'''

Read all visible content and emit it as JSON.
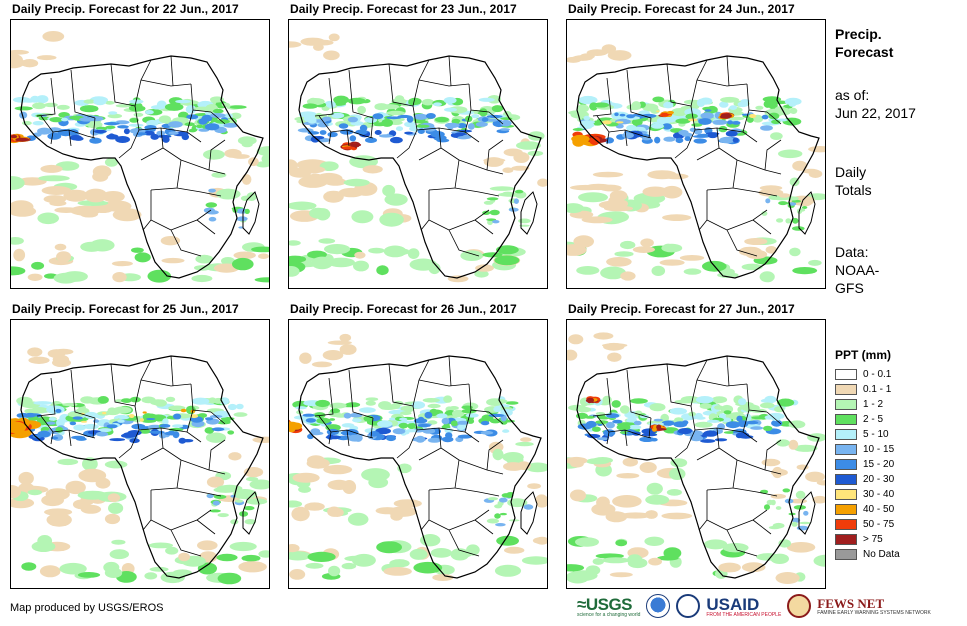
{
  "colors": {
    "p0": "#ffffff",
    "p1": "#f0d8b4",
    "p2": "#b4f5b4",
    "p3": "#5fe05f",
    "p4": "#b4f0fa",
    "p5": "#78b4f0",
    "p6": "#3c8ce6",
    "p7": "#1e5ad2",
    "p8": "#ffe57a",
    "p9": "#f5a000",
    "p10": "#f03c0a",
    "p11": "#a01e1e",
    "nodata": "#999999"
  },
  "panels": [
    {
      "title": "Daily Precip. Forecast for 22 Jun., 2017"
    },
    {
      "title": "Daily Precip. Forecast for 23 Jun., 2017"
    },
    {
      "title": "Daily Precip. Forecast for 24 Jun., 2017"
    },
    {
      "title": "Daily Precip. Forecast for 25 Jun., 2017"
    },
    {
      "title": "Daily Precip. Forecast for 26 Jun., 2017"
    },
    {
      "title": "Daily Precip. Forecast for 27 Jun., 2017"
    }
  ],
  "side": {
    "title_line1": "Precip.",
    "title_line2": "Forecast",
    "asof_line1": "as of:",
    "asof_line2": "Jun 22, 2017",
    "daily_line1": "Daily",
    "daily_line2": "Totals",
    "data_line1": "Data:",
    "data_line2": "NOAA-",
    "data_line3": "GFS"
  },
  "legend": {
    "title": "PPT (mm)",
    "items": [
      {
        "label": "0 - 0.1",
        "color": "#ffffff"
      },
      {
        "label": "0.1 - 1",
        "color": "#f0d8b4"
      },
      {
        "label": "1 - 2",
        "color": "#b4f5b4"
      },
      {
        "label": "2 - 5",
        "color": "#5fe05f"
      },
      {
        "label": "5 - 10",
        "color": "#b4f0fa"
      },
      {
        "label": "10 - 15",
        "color": "#78b4f0"
      },
      {
        "label": "15 - 20",
        "color": "#3c8ce6"
      },
      {
        "label": "20 - 30",
        "color": "#1e5ad2"
      },
      {
        "label": "30 - 40",
        "color": "#ffe57a"
      },
      {
        "label": "40 - 50",
        "color": "#f5a000"
      },
      {
        "label": "50 - 75",
        "color": "#f03c0a"
      },
      {
        "label": "> 75",
        "color": "#a01e1e"
      },
      {
        "label": "No Data",
        "color": "#999999"
      }
    ]
  },
  "footer": {
    "credit": "Map produced by USGS/EROS",
    "logo_usgs": "≈USGS",
    "logo_usgs_tag": "science for a changing world",
    "logo_usaid": "USAID",
    "logo_usaid_tag": "FROM THE AMERICAN PEOPLE",
    "logo_fews": "FEWS NET",
    "logo_fews_tag": "FAMINE EARLY WARNING SYSTEMS NETWORK"
  }
}
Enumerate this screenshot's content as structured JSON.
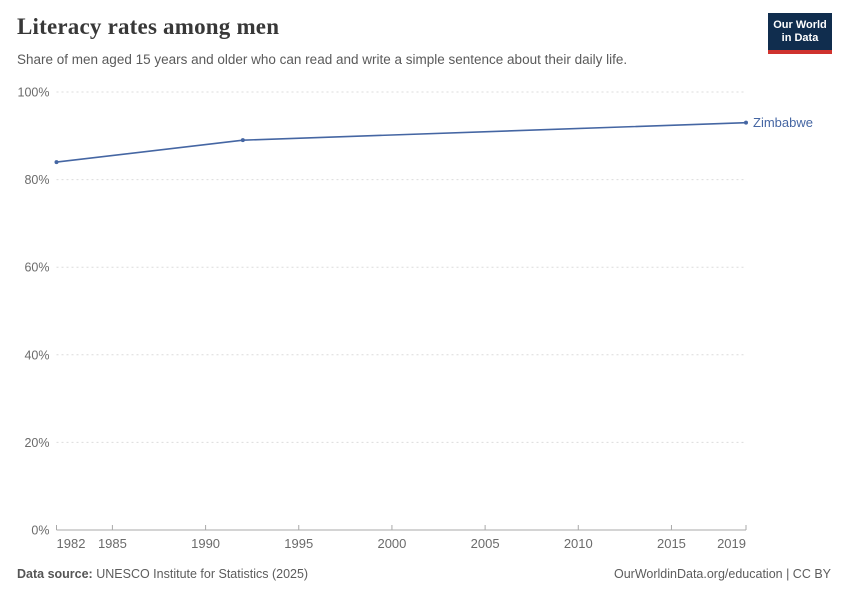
{
  "header": {
    "title": "Literacy rates among men",
    "subtitle": "Share of men aged 15 years and older who can read and write a simple sentence about their daily life."
  },
  "logo": {
    "line1": "Our World",
    "line2": "in Data",
    "bg_color": "#102d4e",
    "bar_color": "#cf322e"
  },
  "chart_data": {
    "type": "line",
    "title": "Literacy rates among men",
    "xlabel": "",
    "ylabel": "",
    "xlim": [
      1982,
      2019
    ],
    "ylim": [
      0,
      100
    ],
    "grid": "horizontal dashed",
    "x_ticks": [
      1982,
      1985,
      1990,
      1995,
      2000,
      2005,
      2010,
      2015,
      2019
    ],
    "y_ticks": [
      {
        "value": 0,
        "label": "0%"
      },
      {
        "value": 20,
        "label": "20%"
      },
      {
        "value": 40,
        "label": "40%"
      },
      {
        "value": 60,
        "label": "60%"
      },
      {
        "value": 80,
        "label": "80%"
      },
      {
        "value": 100,
        "label": "100%"
      }
    ],
    "legend_position": "end-of-line label",
    "series": [
      {
        "name": "Zimbabwe",
        "color": "#4566a3",
        "points": [
          {
            "x": 1982,
            "y": 84
          },
          {
            "x": 1992,
            "y": 89
          },
          {
            "x": 2019,
            "y": 93
          }
        ]
      }
    ],
    "colors": {
      "gridline": "#dcdcdc",
      "axis": "#a9a9a9",
      "tick_text": "#6b6b6b"
    }
  },
  "footer": {
    "datasource_label": "Data source:",
    "datasource_value": "UNESCO Institute for Statistics (2025)",
    "attribution": "OurWorldinData.org/education | CC BY"
  }
}
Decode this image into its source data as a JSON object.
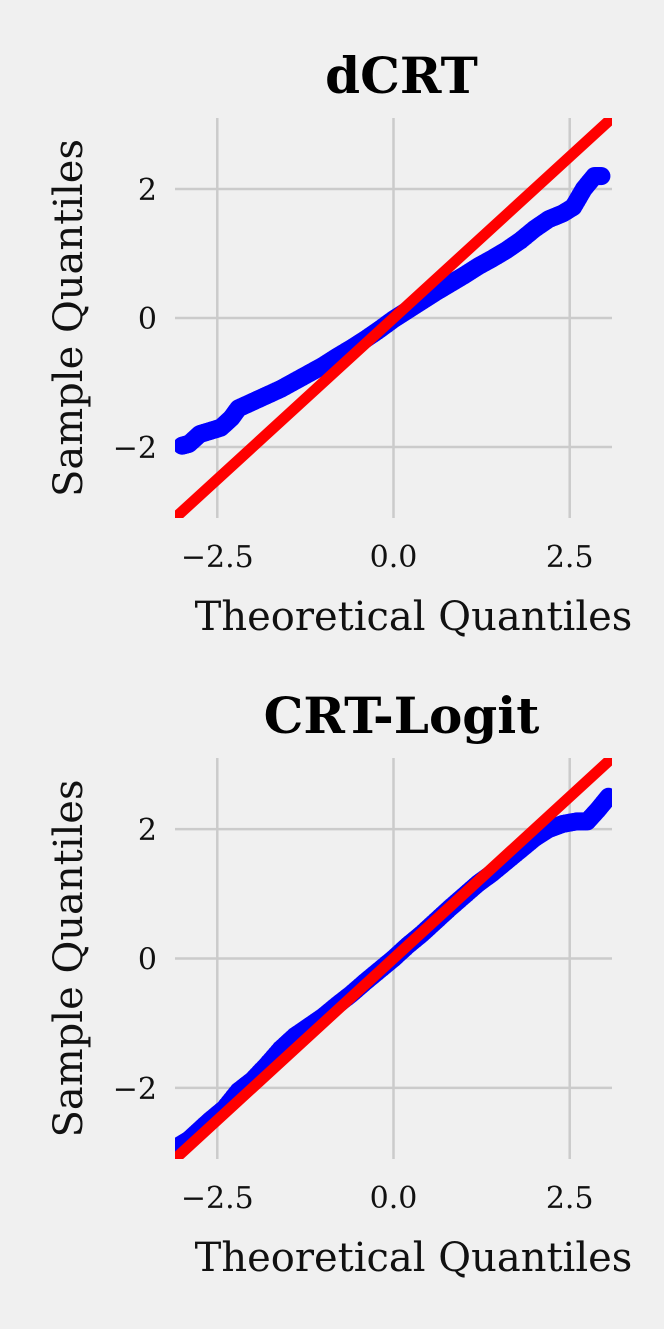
{
  "colors": {
    "background": "#f0f0f0",
    "grid": "#cbcbcb",
    "points": "#0000ff",
    "reference_line": "#ff0000"
  },
  "chart_data": [
    {
      "type": "scatter",
      "title": "dCRT",
      "xlabel": "Theoretical Quantiles",
      "ylabel": "Sample Quantiles",
      "xlim": [
        -3.1,
        3.1
      ],
      "ylim": [
        -3.1,
        3.1
      ],
      "xticks": [
        -2.5,
        0.0,
        2.5
      ],
      "xtick_labels": [
        "−2.5",
        "0.0",
        "2.5"
      ],
      "yticks": [
        -2,
        0,
        2
      ],
      "ytick_labels": [
        "−2",
        "0",
        "2"
      ],
      "grid": true,
      "reference_line": {
        "slope": 1,
        "intercept": 0
      },
      "series": [
        {
          "points": [
            [
              -3.0,
              -1.98
            ],
            [
              -2.9,
              -1.95
            ],
            [
              -2.75,
              -1.8
            ],
            [
              -2.6,
              -1.75
            ],
            [
              -2.45,
              -1.7
            ],
            [
              -2.3,
              -1.55
            ],
            [
              -2.2,
              -1.4
            ],
            [
              -2.0,
              -1.3
            ],
            [
              -1.8,
              -1.2
            ],
            [
              -1.6,
              -1.1
            ],
            [
              -1.4,
              -0.98
            ],
            [
              -1.2,
              -0.86
            ],
            [
              -1.0,
              -0.74
            ],
            [
              -0.8,
              -0.6
            ],
            [
              -0.6,
              -0.47
            ],
            [
              -0.4,
              -0.33
            ],
            [
              -0.2,
              -0.18
            ],
            [
              0.0,
              -0.02
            ],
            [
              0.2,
              0.12
            ],
            [
              0.4,
              0.26
            ],
            [
              0.6,
              0.4
            ],
            [
              0.8,
              0.53
            ],
            [
              1.0,
              0.66
            ],
            [
              1.2,
              0.8
            ],
            [
              1.4,
              0.92
            ],
            [
              1.6,
              1.05
            ],
            [
              1.8,
              1.2
            ],
            [
              2.0,
              1.38
            ],
            [
              2.2,
              1.53
            ],
            [
              2.4,
              1.62
            ],
            [
              2.55,
              1.72
            ],
            [
              2.7,
              2.0
            ],
            [
              2.85,
              2.2
            ],
            [
              2.95,
              2.2
            ]
          ]
        }
      ]
    },
    {
      "type": "scatter",
      "title": "CRT-Logit",
      "xlabel": "Theoretical Quantiles",
      "ylabel": "Sample Quantiles",
      "xlim": [
        -3.1,
        3.1
      ],
      "ylim": [
        -3.1,
        3.1
      ],
      "xticks": [
        -2.5,
        0.0,
        2.5
      ],
      "xtick_labels": [
        "−2.5",
        "0.0",
        "2.5"
      ],
      "yticks": [
        -2,
        0,
        2
      ],
      "ytick_labels": [
        "−2",
        "0",
        "2"
      ],
      "grid": true,
      "reference_line": {
        "slope": 1,
        "intercept": 0
      },
      "series": [
        {
          "points": [
            [
              -3.05,
              -2.9
            ],
            [
              -2.9,
              -2.8
            ],
            [
              -2.75,
              -2.65
            ],
            [
              -2.6,
              -2.5
            ],
            [
              -2.4,
              -2.32
            ],
            [
              -2.2,
              -2.05
            ],
            [
              -2.0,
              -1.88
            ],
            [
              -1.8,
              -1.65
            ],
            [
              -1.6,
              -1.4
            ],
            [
              -1.4,
              -1.2
            ],
            [
              -1.2,
              -1.05
            ],
            [
              -1.0,
              -0.9
            ],
            [
              -0.8,
              -0.72
            ],
            [
              -0.6,
              -0.55
            ],
            [
              -0.4,
              -0.36
            ],
            [
              -0.2,
              -0.18
            ],
            [
              0.0,
              0.0
            ],
            [
              0.2,
              0.2
            ],
            [
              0.4,
              0.38
            ],
            [
              0.6,
              0.58
            ],
            [
              0.8,
              0.78
            ],
            [
              1.0,
              0.97
            ],
            [
              1.2,
              1.16
            ],
            [
              1.4,
              1.32
            ],
            [
              1.6,
              1.5
            ],
            [
              1.8,
              1.68
            ],
            [
              2.0,
              1.86
            ],
            [
              2.2,
              2.0
            ],
            [
              2.4,
              2.08
            ],
            [
              2.6,
              2.12
            ],
            [
              2.75,
              2.12
            ],
            [
              2.9,
              2.3
            ],
            [
              3.05,
              2.5
            ]
          ]
        }
      ]
    }
  ]
}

'''

Pull out the lines above in which the word "JSON" appears.

Read all visible content and emit it as JSON.
Enumerate this screenshot's content as structured JSON.
Decode this image into its source data as a JSON object.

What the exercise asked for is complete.